Check every line of the material below for the string "community", and return the ones that have it.

Start of Data provided

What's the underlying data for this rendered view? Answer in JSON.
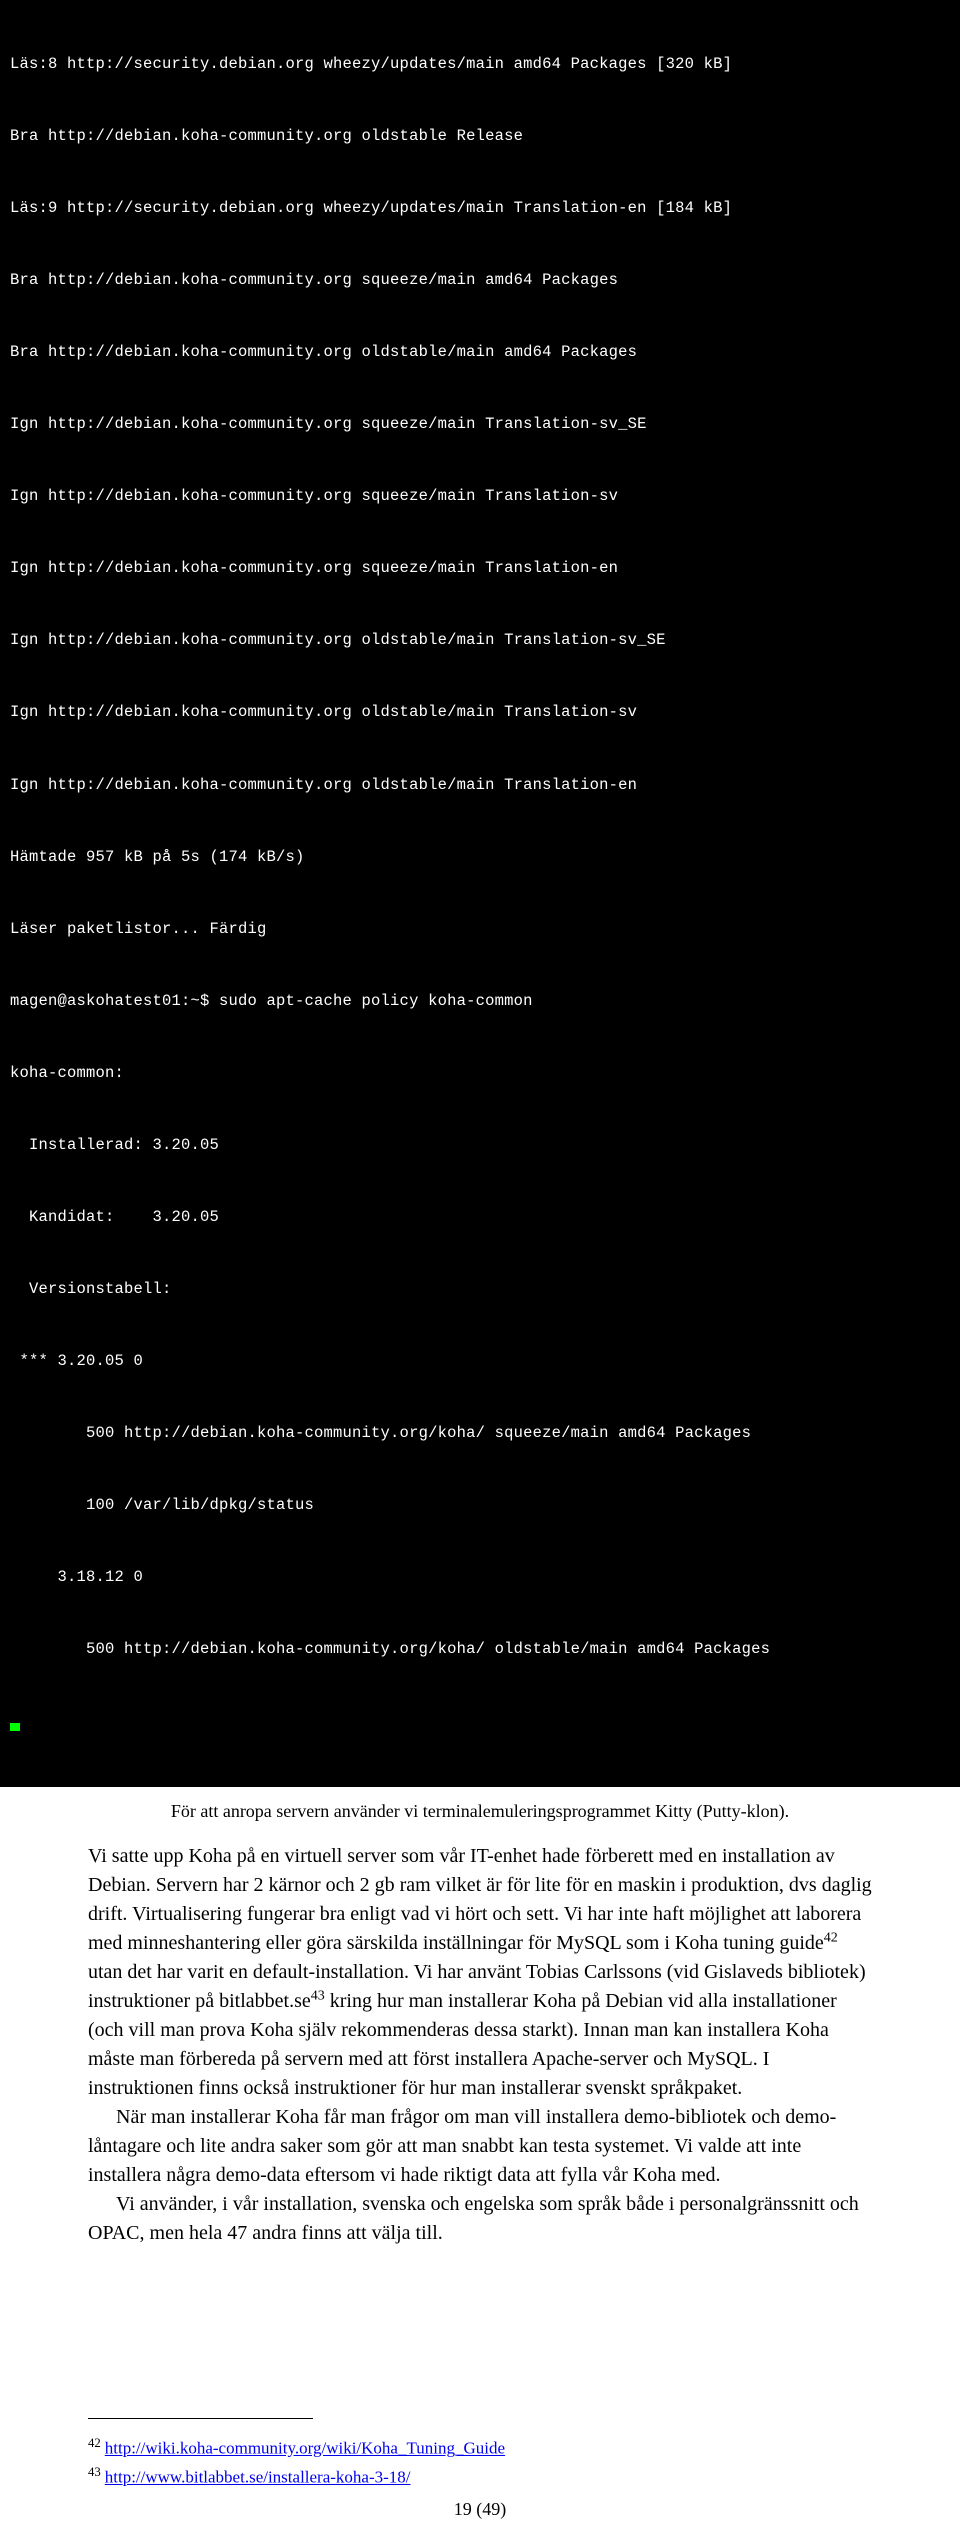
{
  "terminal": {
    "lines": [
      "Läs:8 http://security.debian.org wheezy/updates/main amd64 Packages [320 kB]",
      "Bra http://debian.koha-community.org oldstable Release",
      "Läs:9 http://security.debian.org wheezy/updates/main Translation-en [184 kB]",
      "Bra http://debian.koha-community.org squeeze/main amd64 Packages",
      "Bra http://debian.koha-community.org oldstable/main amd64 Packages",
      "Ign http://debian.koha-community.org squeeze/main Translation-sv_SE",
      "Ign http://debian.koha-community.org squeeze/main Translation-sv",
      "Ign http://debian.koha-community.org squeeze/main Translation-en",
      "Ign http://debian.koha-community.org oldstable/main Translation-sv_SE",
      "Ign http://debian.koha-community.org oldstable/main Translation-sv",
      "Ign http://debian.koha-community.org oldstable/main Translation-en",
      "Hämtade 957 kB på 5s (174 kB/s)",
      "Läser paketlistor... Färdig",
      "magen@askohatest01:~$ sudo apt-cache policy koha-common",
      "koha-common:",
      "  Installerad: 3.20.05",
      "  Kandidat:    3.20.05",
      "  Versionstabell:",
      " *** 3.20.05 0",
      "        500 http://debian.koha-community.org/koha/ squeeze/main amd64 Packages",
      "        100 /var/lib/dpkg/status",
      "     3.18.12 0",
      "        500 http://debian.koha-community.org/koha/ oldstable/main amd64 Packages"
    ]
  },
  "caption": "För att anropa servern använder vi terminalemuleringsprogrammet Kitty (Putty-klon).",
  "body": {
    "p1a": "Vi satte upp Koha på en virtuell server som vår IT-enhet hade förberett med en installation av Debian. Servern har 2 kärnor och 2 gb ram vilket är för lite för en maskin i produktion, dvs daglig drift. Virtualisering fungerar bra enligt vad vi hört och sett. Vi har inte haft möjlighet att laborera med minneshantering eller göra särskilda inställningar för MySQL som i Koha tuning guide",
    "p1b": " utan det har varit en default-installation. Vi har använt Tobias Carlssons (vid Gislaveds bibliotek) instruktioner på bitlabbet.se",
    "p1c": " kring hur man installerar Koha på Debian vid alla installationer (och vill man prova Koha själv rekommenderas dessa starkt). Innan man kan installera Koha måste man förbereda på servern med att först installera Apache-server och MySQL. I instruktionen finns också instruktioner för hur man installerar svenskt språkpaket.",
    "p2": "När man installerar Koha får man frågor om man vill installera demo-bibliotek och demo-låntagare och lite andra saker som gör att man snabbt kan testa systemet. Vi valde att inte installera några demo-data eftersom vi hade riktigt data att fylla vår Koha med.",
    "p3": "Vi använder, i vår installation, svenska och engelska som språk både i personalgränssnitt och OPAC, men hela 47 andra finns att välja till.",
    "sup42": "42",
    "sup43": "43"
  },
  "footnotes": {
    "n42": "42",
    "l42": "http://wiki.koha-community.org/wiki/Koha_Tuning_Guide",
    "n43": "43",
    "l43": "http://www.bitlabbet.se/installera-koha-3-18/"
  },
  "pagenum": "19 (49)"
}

End of Data provided
Start of Data provided

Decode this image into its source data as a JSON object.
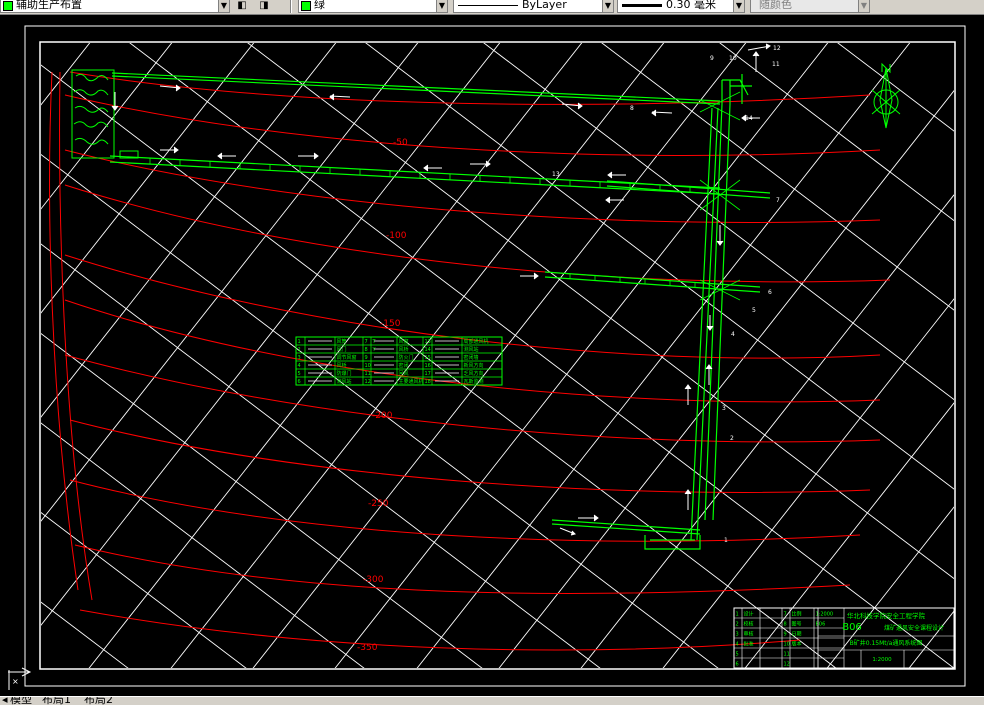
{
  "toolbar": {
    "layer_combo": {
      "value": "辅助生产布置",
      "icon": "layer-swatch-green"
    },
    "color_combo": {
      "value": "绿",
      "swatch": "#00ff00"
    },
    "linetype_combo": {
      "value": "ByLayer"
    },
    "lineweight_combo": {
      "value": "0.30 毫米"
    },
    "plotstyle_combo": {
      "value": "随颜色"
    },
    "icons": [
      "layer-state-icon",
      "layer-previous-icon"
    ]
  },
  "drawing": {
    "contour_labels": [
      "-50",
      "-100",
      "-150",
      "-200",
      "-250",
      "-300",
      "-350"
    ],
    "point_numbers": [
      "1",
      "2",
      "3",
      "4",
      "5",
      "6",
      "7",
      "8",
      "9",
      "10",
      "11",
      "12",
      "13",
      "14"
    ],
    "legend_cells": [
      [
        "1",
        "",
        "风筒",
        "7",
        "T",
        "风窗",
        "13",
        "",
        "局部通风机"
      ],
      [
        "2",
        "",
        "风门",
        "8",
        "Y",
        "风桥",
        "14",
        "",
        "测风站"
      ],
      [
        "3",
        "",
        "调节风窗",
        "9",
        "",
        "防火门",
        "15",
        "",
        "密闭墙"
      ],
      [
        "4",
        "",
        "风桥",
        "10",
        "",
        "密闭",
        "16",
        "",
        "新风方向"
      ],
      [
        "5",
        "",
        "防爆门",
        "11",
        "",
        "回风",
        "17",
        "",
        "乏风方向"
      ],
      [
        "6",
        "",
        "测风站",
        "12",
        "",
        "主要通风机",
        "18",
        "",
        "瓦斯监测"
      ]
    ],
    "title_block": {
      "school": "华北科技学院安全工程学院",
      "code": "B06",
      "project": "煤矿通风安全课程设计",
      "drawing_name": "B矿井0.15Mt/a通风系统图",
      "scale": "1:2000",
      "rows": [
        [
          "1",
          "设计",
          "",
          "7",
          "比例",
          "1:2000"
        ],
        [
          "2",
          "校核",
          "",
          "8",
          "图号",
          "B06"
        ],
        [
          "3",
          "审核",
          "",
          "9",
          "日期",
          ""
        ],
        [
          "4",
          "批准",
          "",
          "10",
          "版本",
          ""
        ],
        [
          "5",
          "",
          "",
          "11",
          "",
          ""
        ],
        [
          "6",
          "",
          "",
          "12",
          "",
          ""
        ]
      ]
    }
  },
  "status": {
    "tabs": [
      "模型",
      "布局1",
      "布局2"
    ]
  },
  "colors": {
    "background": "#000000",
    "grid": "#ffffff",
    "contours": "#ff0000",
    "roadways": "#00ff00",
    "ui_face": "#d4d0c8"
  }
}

End of Data provided

§ **Solution to the problem**
      "Bra http://debian.koha-community.org oldstable Release",
      "Bra http://debian.koha-community.org squeeze/main amd64 Packages",
      "Bra http://debian.koha-community.org oldstable/main amd64 Packages",
      "Ign http://debian.koha-community.org squeeze/main Translation-sv_SE",
      "Ign http://debian.koha-community.org squeeze/main Translation-sv",
      "Ign http://debian.koha-community.org squeeze/main Translation-en",
      "Ign http://debian.koha-community.org oldstable/main Translation-sv_SE",
      "Ign http://debian.koha-community.org oldstable/main Translation-sv",
      "Ign http://debian.koha-community.org oldstable/main Translation-en",
      "        500 http://debian.koha-community.org/koha/ squeeze/main amd64 Packages",
      "        500 http://debian.koha-community.org/koha/ oldstable/main amd64 Packages"
    "l42": "http://wiki.koha-community.org/wiki/Koha_Tuning_Guide",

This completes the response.